▸ **TO BE DONE**
Only lines holding the string "this" are wanted; copy each one from the material.

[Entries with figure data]
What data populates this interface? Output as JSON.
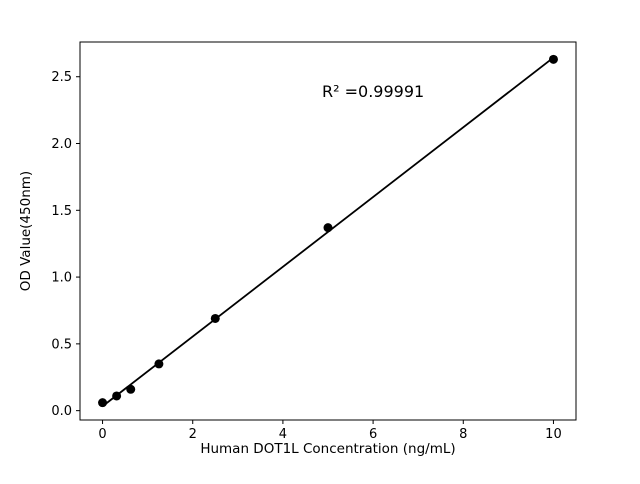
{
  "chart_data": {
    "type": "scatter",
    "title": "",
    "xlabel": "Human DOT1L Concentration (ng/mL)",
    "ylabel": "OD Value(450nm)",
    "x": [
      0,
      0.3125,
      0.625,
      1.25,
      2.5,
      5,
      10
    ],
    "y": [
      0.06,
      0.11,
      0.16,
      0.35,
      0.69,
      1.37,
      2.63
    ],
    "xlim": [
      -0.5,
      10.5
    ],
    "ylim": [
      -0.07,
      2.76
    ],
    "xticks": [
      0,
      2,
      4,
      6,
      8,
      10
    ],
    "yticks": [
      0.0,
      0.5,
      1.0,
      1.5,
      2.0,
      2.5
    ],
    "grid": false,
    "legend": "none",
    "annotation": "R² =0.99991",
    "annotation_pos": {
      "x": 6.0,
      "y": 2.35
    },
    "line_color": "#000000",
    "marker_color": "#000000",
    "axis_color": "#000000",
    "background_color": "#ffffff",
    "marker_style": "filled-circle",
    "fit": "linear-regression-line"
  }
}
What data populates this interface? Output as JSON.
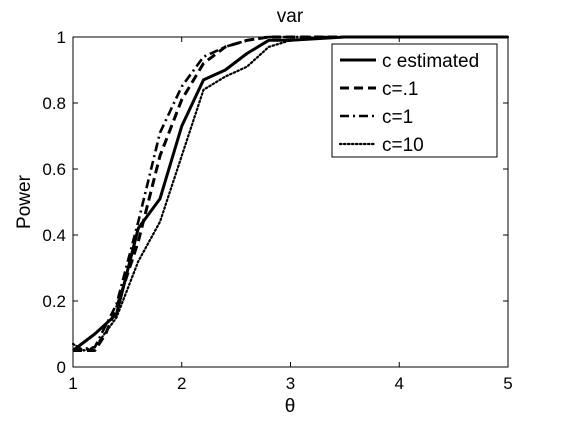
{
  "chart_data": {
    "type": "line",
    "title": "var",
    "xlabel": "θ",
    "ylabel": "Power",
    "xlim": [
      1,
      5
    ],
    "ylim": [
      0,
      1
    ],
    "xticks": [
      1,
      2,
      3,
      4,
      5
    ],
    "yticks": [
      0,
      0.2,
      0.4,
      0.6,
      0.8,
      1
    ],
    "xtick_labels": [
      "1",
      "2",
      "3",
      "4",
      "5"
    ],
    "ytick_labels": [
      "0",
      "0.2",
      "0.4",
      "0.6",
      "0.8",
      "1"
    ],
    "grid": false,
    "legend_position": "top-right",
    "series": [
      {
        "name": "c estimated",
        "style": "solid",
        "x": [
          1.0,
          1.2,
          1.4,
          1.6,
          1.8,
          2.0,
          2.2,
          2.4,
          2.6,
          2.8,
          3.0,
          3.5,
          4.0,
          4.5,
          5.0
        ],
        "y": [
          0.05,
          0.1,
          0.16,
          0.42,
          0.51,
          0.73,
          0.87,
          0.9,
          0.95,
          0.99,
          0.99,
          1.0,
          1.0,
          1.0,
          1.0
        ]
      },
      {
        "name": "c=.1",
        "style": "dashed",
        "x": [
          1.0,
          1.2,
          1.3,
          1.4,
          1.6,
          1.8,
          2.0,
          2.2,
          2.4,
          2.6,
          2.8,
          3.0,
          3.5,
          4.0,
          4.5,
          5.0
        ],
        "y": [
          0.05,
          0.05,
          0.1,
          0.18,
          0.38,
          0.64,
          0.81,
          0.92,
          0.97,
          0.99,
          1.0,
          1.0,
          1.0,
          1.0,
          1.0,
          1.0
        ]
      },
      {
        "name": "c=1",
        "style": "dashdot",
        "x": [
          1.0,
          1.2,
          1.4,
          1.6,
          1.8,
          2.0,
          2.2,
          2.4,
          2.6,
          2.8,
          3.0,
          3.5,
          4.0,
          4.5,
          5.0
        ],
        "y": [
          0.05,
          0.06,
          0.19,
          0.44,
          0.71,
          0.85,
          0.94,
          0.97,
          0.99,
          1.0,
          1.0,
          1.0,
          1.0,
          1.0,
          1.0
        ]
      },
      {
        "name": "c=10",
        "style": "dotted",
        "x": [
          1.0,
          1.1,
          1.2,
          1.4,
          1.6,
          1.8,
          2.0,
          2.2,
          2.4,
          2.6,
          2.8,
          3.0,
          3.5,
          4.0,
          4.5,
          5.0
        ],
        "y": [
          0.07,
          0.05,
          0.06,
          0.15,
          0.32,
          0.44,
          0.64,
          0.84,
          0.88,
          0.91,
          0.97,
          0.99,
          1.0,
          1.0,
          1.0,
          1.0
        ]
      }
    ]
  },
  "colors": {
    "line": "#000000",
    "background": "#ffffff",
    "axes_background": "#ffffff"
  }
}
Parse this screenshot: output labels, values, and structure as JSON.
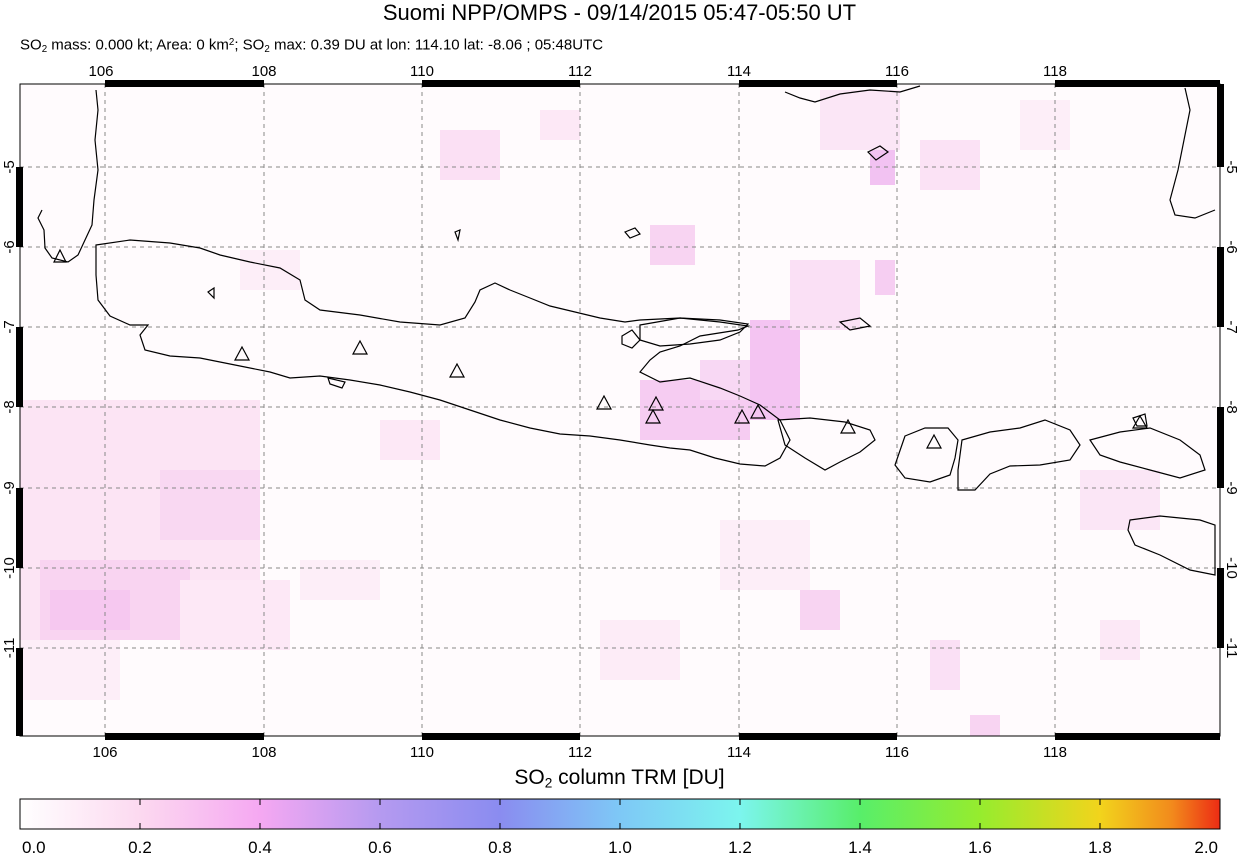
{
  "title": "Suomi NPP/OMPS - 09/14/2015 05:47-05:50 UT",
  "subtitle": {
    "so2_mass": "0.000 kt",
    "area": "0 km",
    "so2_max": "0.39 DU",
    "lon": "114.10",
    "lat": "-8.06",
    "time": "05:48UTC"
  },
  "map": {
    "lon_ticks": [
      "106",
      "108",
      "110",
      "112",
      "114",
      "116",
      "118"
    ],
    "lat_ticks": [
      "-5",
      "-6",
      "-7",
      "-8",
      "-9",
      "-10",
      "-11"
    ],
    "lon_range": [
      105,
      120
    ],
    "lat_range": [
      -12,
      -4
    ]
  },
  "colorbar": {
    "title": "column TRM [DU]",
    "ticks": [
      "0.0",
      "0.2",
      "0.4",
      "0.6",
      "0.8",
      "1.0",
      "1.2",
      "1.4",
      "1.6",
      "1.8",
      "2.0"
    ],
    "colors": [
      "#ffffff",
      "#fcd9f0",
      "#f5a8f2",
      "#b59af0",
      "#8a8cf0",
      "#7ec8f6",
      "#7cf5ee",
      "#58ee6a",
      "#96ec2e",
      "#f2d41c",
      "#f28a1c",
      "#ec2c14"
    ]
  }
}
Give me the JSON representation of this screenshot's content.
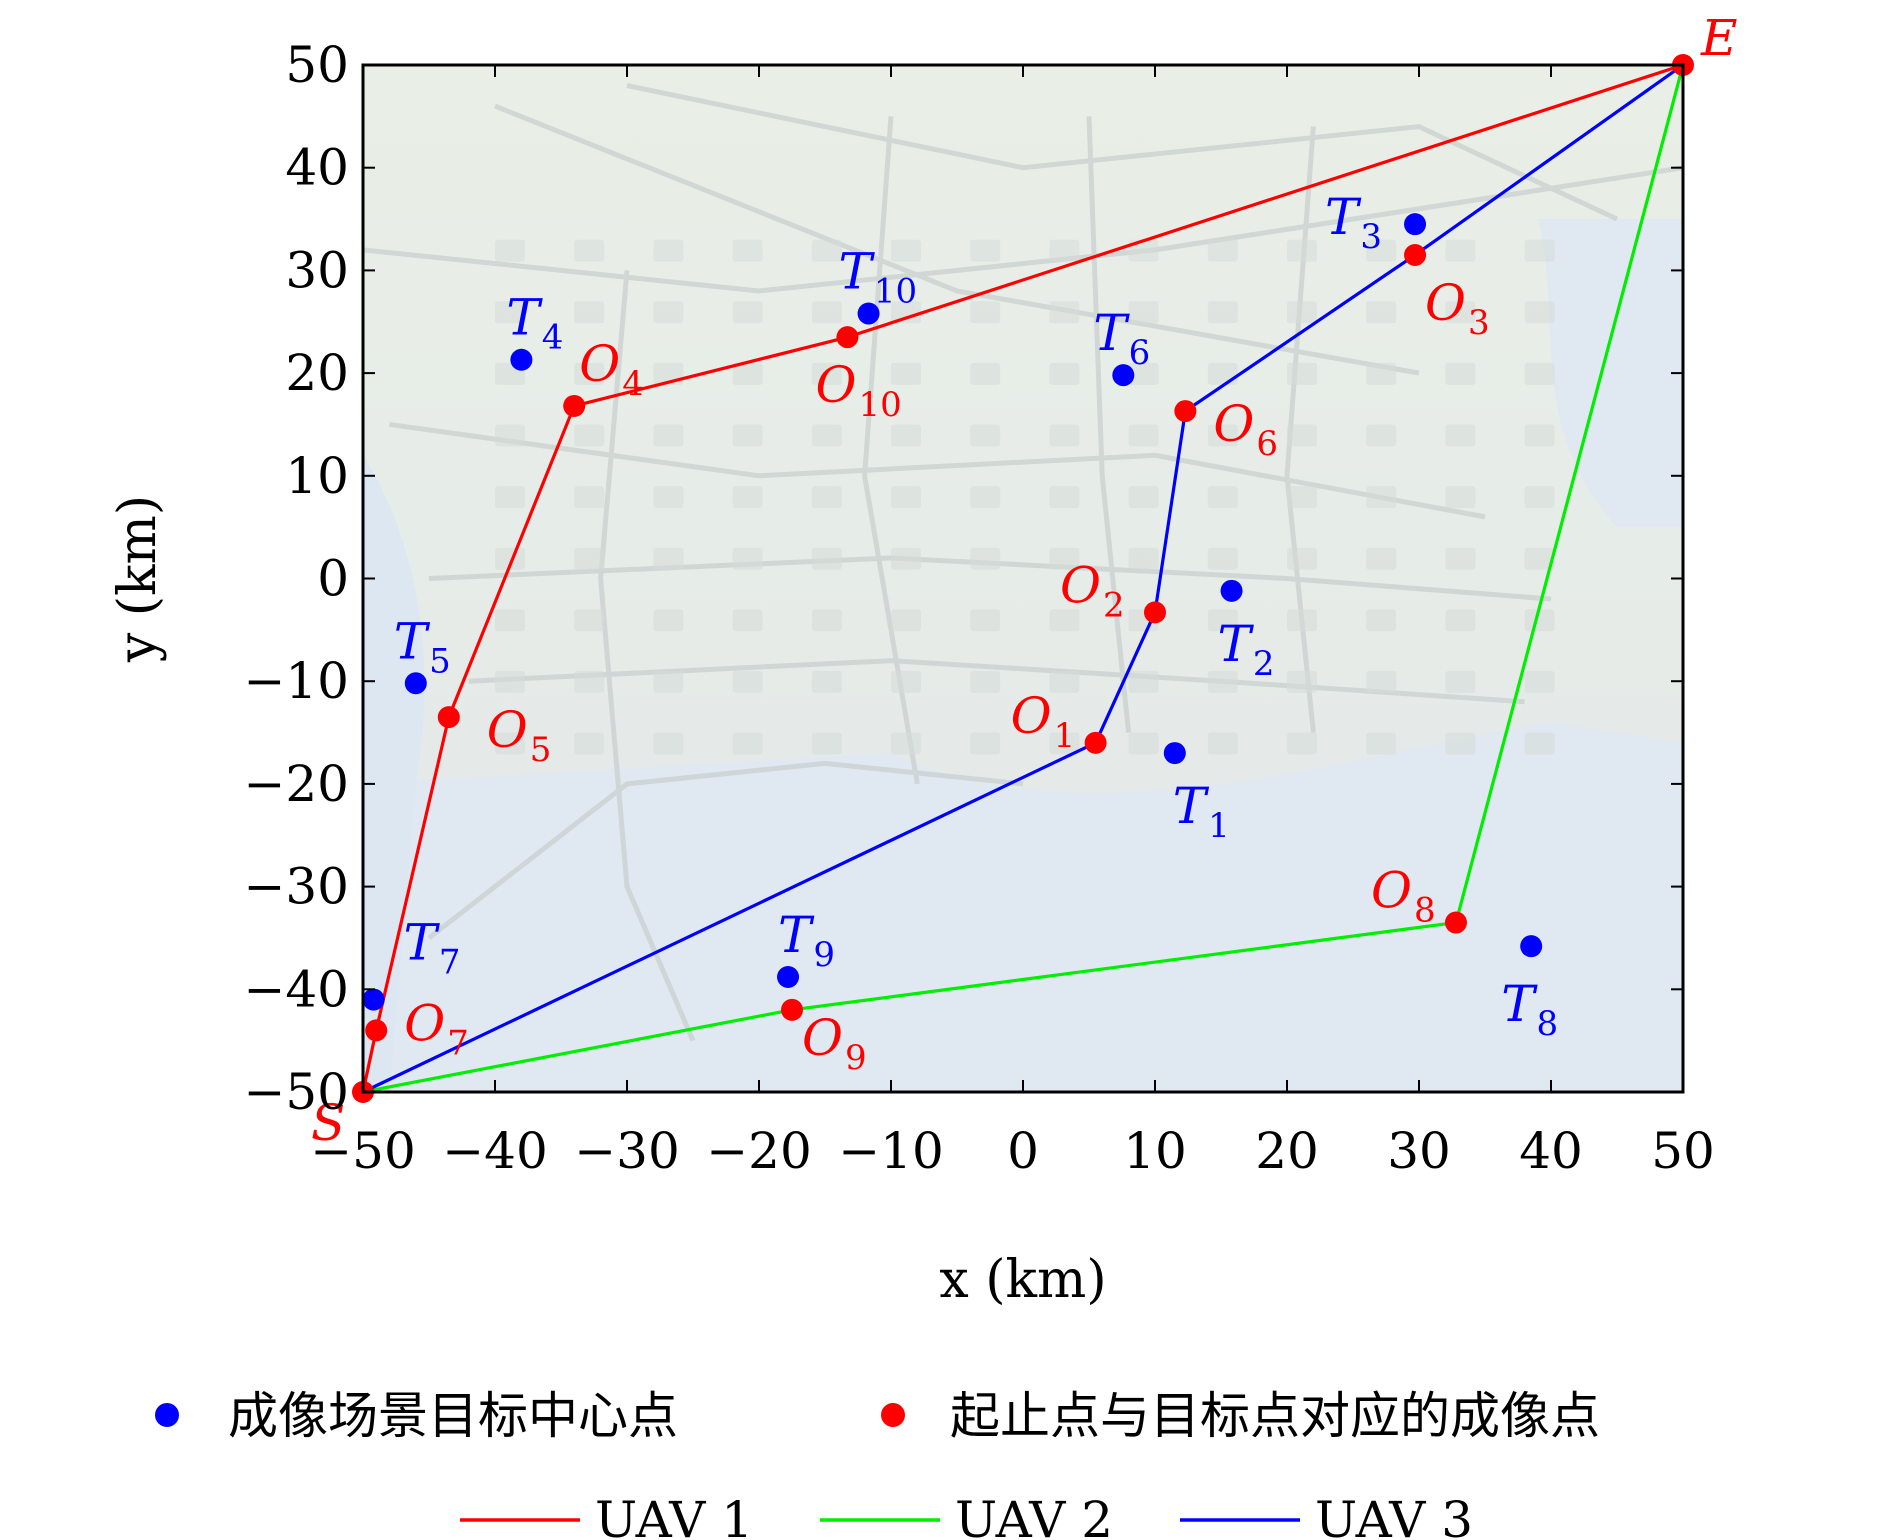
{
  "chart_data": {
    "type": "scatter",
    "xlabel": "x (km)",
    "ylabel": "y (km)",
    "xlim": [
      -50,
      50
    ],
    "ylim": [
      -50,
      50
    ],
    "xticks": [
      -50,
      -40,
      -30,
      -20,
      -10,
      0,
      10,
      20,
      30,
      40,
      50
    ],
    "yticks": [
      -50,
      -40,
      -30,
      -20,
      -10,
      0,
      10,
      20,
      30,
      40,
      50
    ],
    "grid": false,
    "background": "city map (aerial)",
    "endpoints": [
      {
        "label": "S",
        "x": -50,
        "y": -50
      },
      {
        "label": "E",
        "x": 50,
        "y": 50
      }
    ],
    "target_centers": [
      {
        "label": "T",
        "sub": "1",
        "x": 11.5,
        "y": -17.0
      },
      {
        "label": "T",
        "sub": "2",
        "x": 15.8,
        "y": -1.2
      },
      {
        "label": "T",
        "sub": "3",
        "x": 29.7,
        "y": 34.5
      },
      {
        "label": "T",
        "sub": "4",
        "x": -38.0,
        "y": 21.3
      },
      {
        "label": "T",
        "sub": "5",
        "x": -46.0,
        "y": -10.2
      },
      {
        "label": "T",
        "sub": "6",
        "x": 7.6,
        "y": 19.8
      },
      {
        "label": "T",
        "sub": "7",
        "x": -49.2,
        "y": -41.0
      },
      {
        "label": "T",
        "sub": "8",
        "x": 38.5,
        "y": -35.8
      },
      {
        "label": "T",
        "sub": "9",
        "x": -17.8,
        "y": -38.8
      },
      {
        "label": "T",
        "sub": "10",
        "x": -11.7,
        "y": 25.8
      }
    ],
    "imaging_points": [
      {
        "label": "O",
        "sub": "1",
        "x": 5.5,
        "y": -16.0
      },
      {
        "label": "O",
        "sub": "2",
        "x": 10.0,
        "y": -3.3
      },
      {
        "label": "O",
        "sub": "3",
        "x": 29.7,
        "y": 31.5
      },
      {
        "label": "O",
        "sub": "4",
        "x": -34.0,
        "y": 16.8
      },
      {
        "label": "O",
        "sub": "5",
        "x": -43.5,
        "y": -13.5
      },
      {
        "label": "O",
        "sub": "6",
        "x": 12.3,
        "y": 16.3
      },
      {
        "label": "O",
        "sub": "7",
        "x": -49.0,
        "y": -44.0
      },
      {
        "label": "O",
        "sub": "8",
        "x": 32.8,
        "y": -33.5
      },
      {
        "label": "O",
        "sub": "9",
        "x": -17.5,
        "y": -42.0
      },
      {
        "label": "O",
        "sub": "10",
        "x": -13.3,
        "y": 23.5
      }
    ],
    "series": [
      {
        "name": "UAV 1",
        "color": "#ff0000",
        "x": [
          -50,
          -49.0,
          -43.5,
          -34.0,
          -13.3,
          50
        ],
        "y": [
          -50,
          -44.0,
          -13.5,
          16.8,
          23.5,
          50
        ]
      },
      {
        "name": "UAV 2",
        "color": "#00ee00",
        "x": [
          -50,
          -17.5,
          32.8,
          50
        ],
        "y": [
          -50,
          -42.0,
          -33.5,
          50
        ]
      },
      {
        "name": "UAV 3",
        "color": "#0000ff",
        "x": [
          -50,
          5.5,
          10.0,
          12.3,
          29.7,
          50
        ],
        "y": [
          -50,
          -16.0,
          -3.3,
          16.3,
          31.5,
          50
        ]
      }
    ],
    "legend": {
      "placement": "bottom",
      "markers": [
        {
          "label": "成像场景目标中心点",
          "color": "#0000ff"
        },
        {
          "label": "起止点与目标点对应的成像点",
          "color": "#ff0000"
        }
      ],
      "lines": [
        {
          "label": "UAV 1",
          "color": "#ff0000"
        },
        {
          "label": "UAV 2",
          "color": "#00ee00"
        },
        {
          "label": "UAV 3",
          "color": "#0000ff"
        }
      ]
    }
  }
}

▸ **THE COMPLETED TASK**
What data populates this interface? Output as JSON.
What data populates this interface? Output as JSON.
Parse this screenshot: output labels, values, and structure as JSON.
Give me the JSON representation of this screenshot's content.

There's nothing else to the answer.